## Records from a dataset
"""

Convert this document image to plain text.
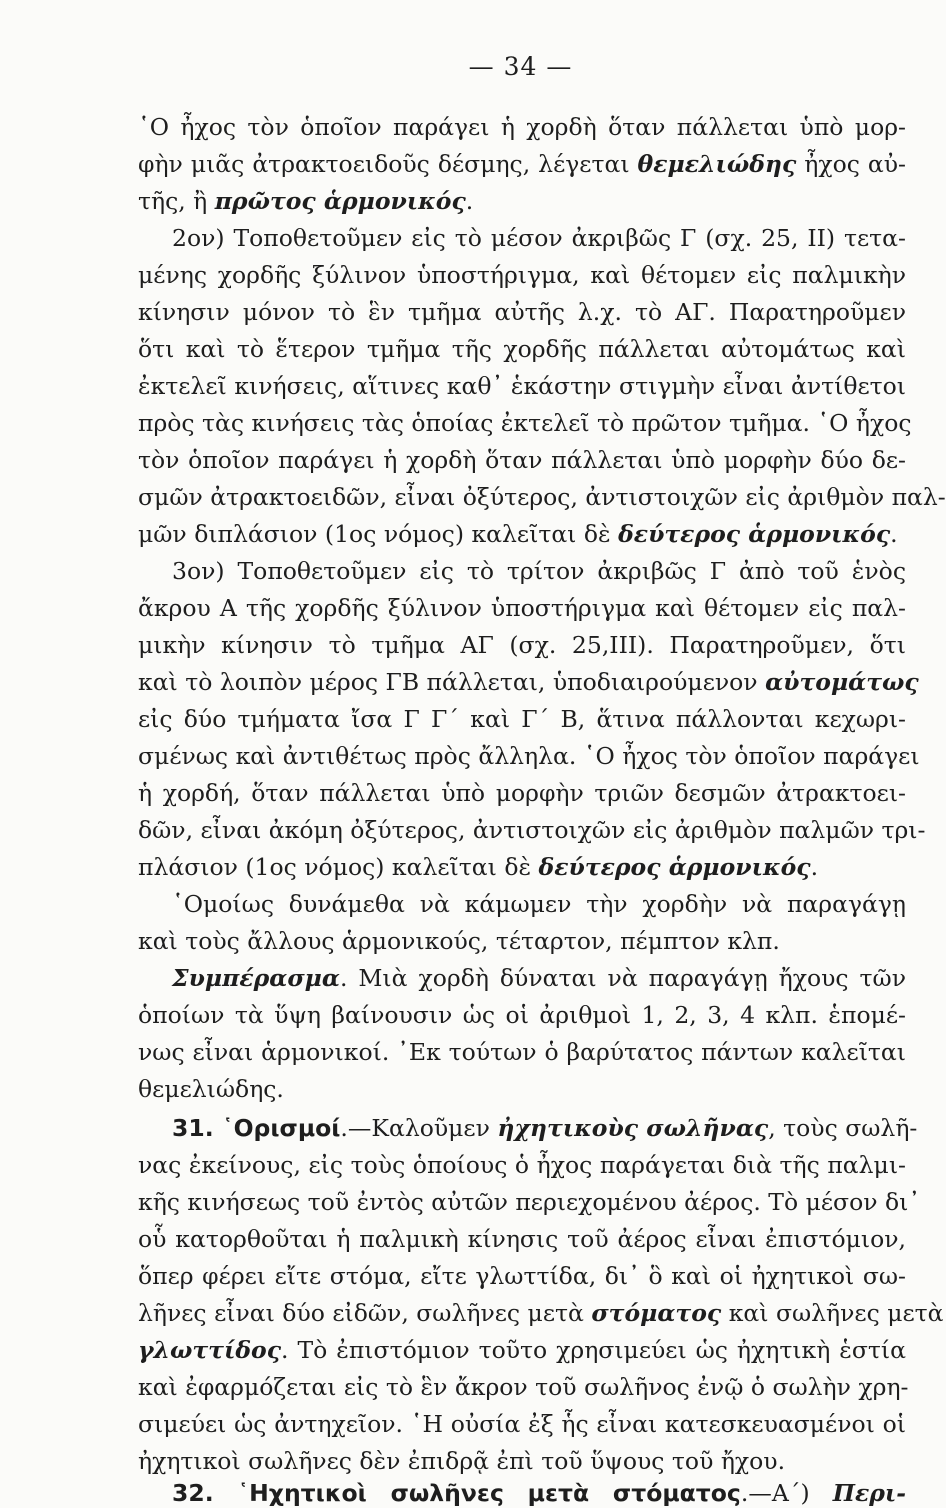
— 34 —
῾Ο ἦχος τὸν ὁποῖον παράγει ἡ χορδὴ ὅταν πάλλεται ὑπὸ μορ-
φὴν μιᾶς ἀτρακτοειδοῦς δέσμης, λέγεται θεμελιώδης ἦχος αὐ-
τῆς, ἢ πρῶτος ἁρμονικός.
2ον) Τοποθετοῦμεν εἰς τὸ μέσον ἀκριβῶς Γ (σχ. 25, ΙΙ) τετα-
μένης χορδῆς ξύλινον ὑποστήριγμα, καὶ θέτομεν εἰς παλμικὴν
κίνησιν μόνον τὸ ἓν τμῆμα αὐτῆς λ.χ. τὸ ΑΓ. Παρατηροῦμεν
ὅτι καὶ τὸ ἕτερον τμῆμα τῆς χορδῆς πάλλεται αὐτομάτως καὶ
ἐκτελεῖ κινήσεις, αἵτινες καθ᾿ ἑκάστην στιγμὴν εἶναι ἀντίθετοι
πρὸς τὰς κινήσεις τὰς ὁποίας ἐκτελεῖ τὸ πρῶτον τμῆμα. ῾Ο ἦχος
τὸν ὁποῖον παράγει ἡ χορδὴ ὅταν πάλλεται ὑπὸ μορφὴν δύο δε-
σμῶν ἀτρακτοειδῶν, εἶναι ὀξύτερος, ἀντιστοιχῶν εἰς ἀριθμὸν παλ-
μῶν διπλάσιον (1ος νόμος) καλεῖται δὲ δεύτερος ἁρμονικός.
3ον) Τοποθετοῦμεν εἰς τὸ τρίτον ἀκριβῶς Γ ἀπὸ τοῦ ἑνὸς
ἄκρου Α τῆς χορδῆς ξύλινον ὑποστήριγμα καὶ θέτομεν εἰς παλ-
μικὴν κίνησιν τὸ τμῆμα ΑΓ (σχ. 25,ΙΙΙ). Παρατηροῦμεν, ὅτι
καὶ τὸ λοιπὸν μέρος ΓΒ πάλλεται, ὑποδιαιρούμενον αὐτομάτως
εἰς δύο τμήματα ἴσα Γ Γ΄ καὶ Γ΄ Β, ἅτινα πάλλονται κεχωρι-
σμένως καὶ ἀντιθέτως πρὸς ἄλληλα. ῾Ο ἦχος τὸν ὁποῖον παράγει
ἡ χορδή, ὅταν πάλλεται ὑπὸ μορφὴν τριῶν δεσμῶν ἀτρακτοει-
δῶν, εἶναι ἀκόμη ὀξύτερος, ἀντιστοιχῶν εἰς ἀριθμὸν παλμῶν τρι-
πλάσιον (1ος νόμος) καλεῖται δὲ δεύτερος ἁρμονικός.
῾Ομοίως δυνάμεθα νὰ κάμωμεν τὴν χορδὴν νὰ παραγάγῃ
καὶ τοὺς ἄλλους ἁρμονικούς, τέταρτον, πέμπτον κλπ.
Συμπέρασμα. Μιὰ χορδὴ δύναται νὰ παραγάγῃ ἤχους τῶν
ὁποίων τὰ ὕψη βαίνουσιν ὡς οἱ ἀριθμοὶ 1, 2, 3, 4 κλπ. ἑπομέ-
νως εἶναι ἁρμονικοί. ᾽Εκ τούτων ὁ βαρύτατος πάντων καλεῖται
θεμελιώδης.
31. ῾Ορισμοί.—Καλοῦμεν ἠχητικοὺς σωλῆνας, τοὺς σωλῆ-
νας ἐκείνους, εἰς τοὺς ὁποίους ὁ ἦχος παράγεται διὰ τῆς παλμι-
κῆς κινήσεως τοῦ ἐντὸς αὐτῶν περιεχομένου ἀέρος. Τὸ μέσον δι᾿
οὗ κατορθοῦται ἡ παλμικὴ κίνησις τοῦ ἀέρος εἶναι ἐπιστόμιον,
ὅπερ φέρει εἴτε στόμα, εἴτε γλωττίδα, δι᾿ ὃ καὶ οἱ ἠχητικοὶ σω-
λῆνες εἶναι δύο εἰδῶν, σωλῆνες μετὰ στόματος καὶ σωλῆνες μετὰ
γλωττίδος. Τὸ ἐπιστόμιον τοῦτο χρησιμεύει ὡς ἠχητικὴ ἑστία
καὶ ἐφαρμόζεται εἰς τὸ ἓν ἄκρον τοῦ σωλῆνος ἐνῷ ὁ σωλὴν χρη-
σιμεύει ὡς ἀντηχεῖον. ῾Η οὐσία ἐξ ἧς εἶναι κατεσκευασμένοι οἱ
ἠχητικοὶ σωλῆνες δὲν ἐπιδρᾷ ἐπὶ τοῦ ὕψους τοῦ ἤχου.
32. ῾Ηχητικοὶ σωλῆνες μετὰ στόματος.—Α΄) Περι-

"""

## What you need to do
Which lines contain the word "ἀέρος"? Copy each of them.

## Answer to the problem
κῆς κινήσεως τοῦ ἐντὸς αὐτῶν περιεχομένου ἀέρος. Τὸ μέσον δι᾿
οὗ κατορθοῦται ἡ παλμικὴ κίνησις τοῦ ἀέρος εἶναι ἐπιστόμιον,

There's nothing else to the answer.